### [What you have to do]
Filtering the records below, copy only those lines that include the word "koskevassa".

─── Records supplied

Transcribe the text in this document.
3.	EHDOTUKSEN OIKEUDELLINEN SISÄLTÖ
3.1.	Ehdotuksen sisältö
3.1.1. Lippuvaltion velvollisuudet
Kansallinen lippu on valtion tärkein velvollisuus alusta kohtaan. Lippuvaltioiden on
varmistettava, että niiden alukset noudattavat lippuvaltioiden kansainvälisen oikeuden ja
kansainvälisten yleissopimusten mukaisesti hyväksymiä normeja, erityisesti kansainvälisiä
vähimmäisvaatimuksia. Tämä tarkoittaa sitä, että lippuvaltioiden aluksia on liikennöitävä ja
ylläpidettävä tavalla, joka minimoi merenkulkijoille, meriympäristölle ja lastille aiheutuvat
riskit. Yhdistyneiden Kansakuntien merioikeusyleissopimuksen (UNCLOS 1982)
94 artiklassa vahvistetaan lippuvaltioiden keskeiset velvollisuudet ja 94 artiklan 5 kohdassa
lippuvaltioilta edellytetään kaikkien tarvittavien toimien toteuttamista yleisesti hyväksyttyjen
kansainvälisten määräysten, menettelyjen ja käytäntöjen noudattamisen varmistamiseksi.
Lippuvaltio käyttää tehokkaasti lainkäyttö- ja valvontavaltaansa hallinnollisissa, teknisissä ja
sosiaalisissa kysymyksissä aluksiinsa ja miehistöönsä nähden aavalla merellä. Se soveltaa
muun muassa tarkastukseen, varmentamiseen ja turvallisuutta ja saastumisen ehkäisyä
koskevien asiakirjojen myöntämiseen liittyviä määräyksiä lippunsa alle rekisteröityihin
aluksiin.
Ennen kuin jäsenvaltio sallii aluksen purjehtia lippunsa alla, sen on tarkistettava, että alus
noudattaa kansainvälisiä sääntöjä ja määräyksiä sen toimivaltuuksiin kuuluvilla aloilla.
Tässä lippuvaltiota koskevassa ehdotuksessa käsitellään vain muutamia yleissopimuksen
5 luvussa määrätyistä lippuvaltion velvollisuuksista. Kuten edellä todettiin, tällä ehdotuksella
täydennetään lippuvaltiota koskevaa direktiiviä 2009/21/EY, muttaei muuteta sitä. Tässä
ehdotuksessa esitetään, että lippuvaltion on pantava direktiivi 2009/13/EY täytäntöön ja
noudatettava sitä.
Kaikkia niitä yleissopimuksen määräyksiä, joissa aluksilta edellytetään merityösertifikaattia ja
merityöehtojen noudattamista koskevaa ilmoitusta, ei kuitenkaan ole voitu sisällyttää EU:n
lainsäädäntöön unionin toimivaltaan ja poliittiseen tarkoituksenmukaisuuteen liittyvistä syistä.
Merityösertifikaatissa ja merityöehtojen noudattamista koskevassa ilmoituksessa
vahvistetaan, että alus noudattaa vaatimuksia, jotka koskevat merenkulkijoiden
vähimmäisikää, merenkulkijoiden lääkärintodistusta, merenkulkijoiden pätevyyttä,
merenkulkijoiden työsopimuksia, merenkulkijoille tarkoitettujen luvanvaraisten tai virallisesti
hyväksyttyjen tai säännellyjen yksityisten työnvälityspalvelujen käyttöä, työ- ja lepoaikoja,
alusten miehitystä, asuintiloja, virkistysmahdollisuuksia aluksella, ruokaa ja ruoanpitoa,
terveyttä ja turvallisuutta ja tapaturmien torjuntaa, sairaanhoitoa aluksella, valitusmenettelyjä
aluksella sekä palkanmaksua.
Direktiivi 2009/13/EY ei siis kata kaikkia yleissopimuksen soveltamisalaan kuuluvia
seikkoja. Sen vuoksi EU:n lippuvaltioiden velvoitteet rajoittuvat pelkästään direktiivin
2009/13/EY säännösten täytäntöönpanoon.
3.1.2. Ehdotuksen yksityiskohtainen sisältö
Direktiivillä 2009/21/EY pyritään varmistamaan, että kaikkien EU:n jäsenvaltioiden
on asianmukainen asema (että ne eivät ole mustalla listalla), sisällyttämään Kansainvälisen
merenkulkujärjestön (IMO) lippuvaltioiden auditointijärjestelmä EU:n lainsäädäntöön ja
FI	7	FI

──────

### [Output below]
Tässä lippuvaltiota koskevassa ehdotuksessa käsitellään vain muutamia yleissopimuksen
Merityösertifikaatissa ja merityöehtojen noudattamista koskevassa ilmoituksessa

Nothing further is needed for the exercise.